Determine the number of lines in these entries that hold the word "برای". Give the number and nothing more.

Stored items –
□ □ □ □ □ □ □

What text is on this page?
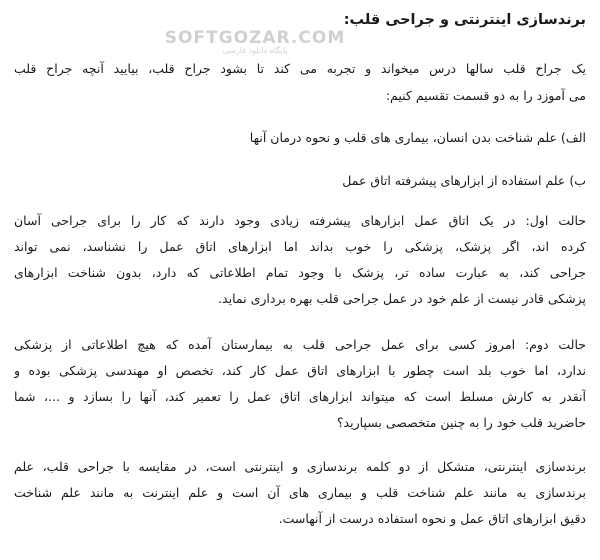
برندسازی اینترنتی و جراحی قلب:
SOFTGOZAR.COM
پایگاه دانلود فارسی
یک جراح قلب سالها درس میخواند و تجربه می کند تا بشود جراح قلب، بیایید آنچه جراح قلب
می آموزد را به دو قسمت تقسیم کنیم:
الف) علم شناخت بدن انسان، بیماری های قلب و نحوه درمان آنها
ب) علم استفاده از ابزارهای پیشرفته اتاق عمل
حالت اول: در یک اتاق عمل ابزارهای پیشرفته زیادی وجود دارند که کار را برای جراحی آسان
کرده اند، اگر پزشک، پزشکی را خوب بداند اما ابزارهای اتاق عمل را نشناسد، نمی تواند
جراحی کند، به عبارت ساده تر، پزشک با وجود تمام اطلاعاتی که دارد، بدون شناخت ابزارهای
پزشکی قادر نیست از علم خود در عمل جراحی قلب بهره برداری نماید.
حالت دوم: امروز کسی برای عمل جراحی قلب به بیمارستان آمده که هیچ اطلاعاتی از پزشکی
ندارد، اما خوب بلد است چطور با ابزارهای اتاق عمل کار کند، تخصص او مهندسی پزشکی بوده و
آنقدر به کارش مسلط است که میتواند ابزارهای اتاق عمل را تعمیر کند، آنها را بسازد و ...، شما
حاضرید قلب خود را به چنین متخصصی بسپارید؟
برندسازی اینترنتی، متشکل از دو کلمه برندسازی و اینترنتی است، در مقایسه با جراحی قلب، علم
برندسازی به مانند علم شناخت قلب و بیماری های آن است و علم اینترنت به مانند علم شناخت
دقیق ابزارهای اتاق عمل و نحوه استفاده درست از آنهاست.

□ □ □ □ □ □ □

Reply to the task – 2